Go through the entries below and collect each line with the string "päivitysnäytöllä" in it.

Stored entries
** start **

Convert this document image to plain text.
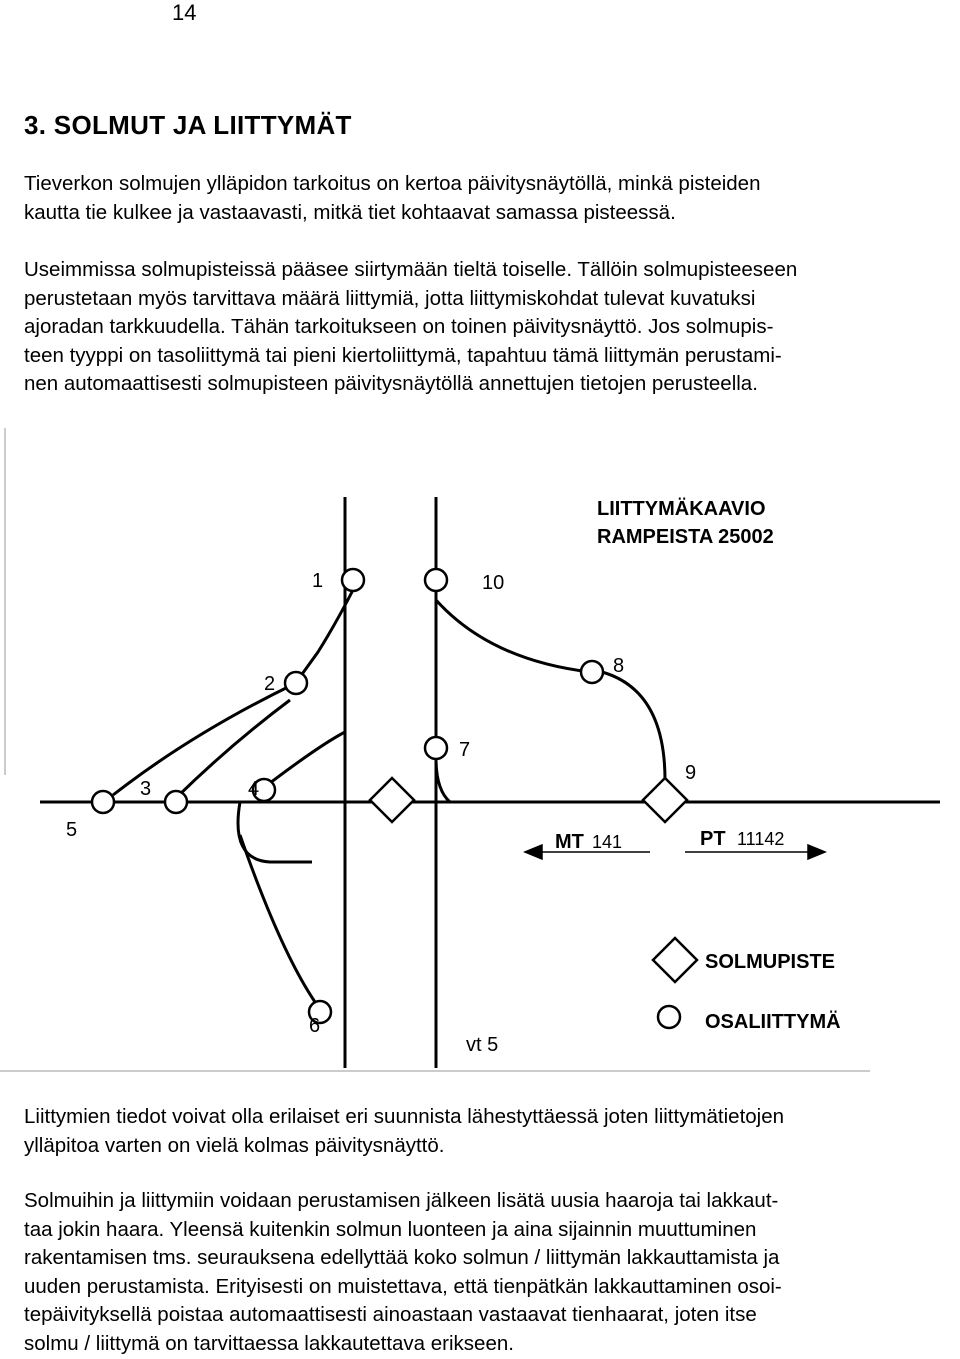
14
3. SOLMUT JA LIITTYMÄT
Tieverkon solmujen ylläpidon tarkoitus on kertoa päivitysnäytöllä, minkä pisteiden
kautta tie kulkee ja vastaavasti, mitkä tiet kohtaavat samassa pisteessä.
Useimmissa solmupisteissä pääsee siirtymään tieltä toiselle. Tällöin solmupisteeseen
perustetaan myös tarvittava määrä liittymiä, jotta liittymiskohdat tulevat kuvatuksi
ajoradan tarkkuudella. Tähän tarkoitukseen on toinen päivitysnäyttö. Jos solmupis-
teen tyyppi on tasoliittymä tai pieni kiertoliittymä, tapahtuu tämä liittymän perustami-
nen automaattisesti solmupisteen päivitysnäytöllä annettujen tietojen perusteella.
LIITTYMÄKAAVIO
RAMPEISTA 25002
1	10
2
8
7
9
3	4
5
6
MT 141	PT 11142
vt 5
SOLMUPISTE
OSALIITTYMÄ
Liittymien tiedot voivat olla erilaiset eri suunnista lähestyttäessä joten liittymätietojen
ylläpitoa varten on vielä kolmas päivitysnäyttö.
Solmuihin ja liittymiin voidaan perustamisen jälkeen lisätä uusia haaroja tai lakkaut-
taa jokin haara. Yleensä kuitenkin solmun luonteen ja aina sijainnin muuttuminen
rakentamisen tms. seurauksena edellyttää koko solmun / liittymän lakkauttamista ja
uuden perustamista. Erityisesti on muistettava, että tienpätkän lakkauttaminen osoi-
tepäivityksellä poistaa automaattisesti ainoastaan vastaavat tienhaarat, joten itse
solmu / liittymä on tarvittaessa lakkautettava erikseen.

** end **

=== CORRECT RESPONSE ===
Tieverkon solmujen ylläpidon tarkoitus on kertoa päivitysnäytöllä, minkä pisteiden
nen automaattisesti solmupisteen päivitysnäytöllä annettujen tietojen perusteella.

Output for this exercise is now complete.